Work to do ->
Reproduce the records that follow in full, excluding any picture they contain.

-- -- --

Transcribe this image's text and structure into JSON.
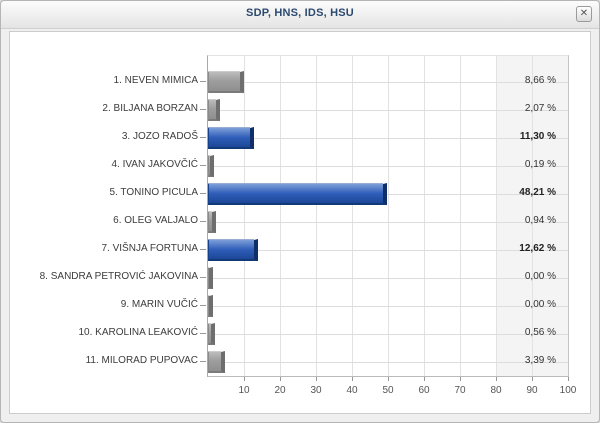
{
  "window": {
    "title": "SDP, HNS, IDS, HSU",
    "close_icon": "✕"
  },
  "chart_data": {
    "type": "bar",
    "orientation": "horizontal",
    "title": "SDP, HNS, IDS, HSU",
    "categories": [
      "1. NEVEN MIMICA",
      "2. BILJANA BORZAN",
      "3. JOZO RADOŠ",
      "4. IVAN JAKOVČIĆ",
      "5. TONINO PICULA",
      "6. OLEG VALJALO",
      "7. VIŠNJA FORTUNA",
      "8. SANDRA PETROVIĆ JAKOVINA",
      "9. MARIN VUČIĆ",
      "10. KAROLINA LEAKOVIĆ",
      "11. MILORAD PUPOVAC"
    ],
    "values": [
      8.66,
      2.07,
      11.3,
      0.19,
      48.21,
      0.94,
      12.62,
      0.0,
      0.0,
      0.56,
      3.39
    ],
    "value_labels": [
      "8,66 %",
      "2,07 %",
      "11,30 %",
      "0,19 %",
      "48,21 %",
      "0,94 %",
      "12,62 %",
      "0,00 %",
      "0,00 %",
      "0,56 %",
      "3,39 %"
    ],
    "highlighted": [
      false,
      false,
      true,
      false,
      true,
      false,
      true,
      false,
      false,
      false,
      false
    ],
    "xlim": [
      0,
      100
    ],
    "x_ticks": [
      10,
      20,
      30,
      40,
      50,
      60,
      70,
      80,
      90,
      100
    ],
    "grid": true,
    "value_column_shaded": true,
    "legend": "none",
    "colors": {
      "bar_default": "#9a9a9a",
      "bar_highlight": "#2456ae",
      "value_band": "#f4f4f4",
      "title_text": "#2b4a70",
      "grid_line": "#e2e2e2"
    }
  }
}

-- -- --

Exercise result ->
Transcribe this image's text and structure into JSON.
{
  "window": {
    "title": "SDP, HNS, IDS, HSU",
    "close_icon": "✕"
  },
  "chart_data": {
    "type": "bar",
    "orientation": "horizontal",
    "title": "SDP, HNS, IDS, HSU",
    "categories": [
      "1. NEVEN MIMICA",
      "2. BILJANA BORZAN",
      "3. JOZO RADOŠ",
      "4. IVAN JAKOVČIĆ",
      "5. TONINO PICULA",
      "6. OLEG VALJALO",
      "7. VIŠNJA FORTUNA",
      "8. SANDRA PETROVIĆ JAKOVINA",
      "9. MARIN VUČIĆ",
      "10. KAROLINA LEAKOVIĆ",
      "11. MILORAD PUPOVAC"
    ],
    "values": [
      8.66,
      2.07,
      11.3,
      0.19,
      48.21,
      0.94,
      12.62,
      0.0,
      0.0,
      0.56,
      3.39
    ],
    "value_labels": [
      "8,66 %",
      "2,07 %",
      "11,30 %",
      "0,19 %",
      "48,21 %",
      "0,94 %",
      "12,62 %",
      "0,00 %",
      "0,00 %",
      "0,56 %",
      "3,39 %"
    ],
    "highlighted": [
      false,
      false,
      true,
      false,
      true,
      false,
      true,
      false,
      false,
      false,
      false
    ],
    "xlim": [
      0,
      100
    ],
    "x_ticks": [
      10,
      20,
      30,
      40,
      50,
      60,
      70,
      80,
      90,
      100
    ],
    "grid": true,
    "value_column_shaded": true,
    "legend": "none",
    "colors": {
      "bar_default": "#9a9a9a",
      "bar_highlight": "#2456ae",
      "value_band": "#f4f4f4",
      "title_text": "#2b4a70",
      "grid_line": "#e2e2e2"
    }
  }
}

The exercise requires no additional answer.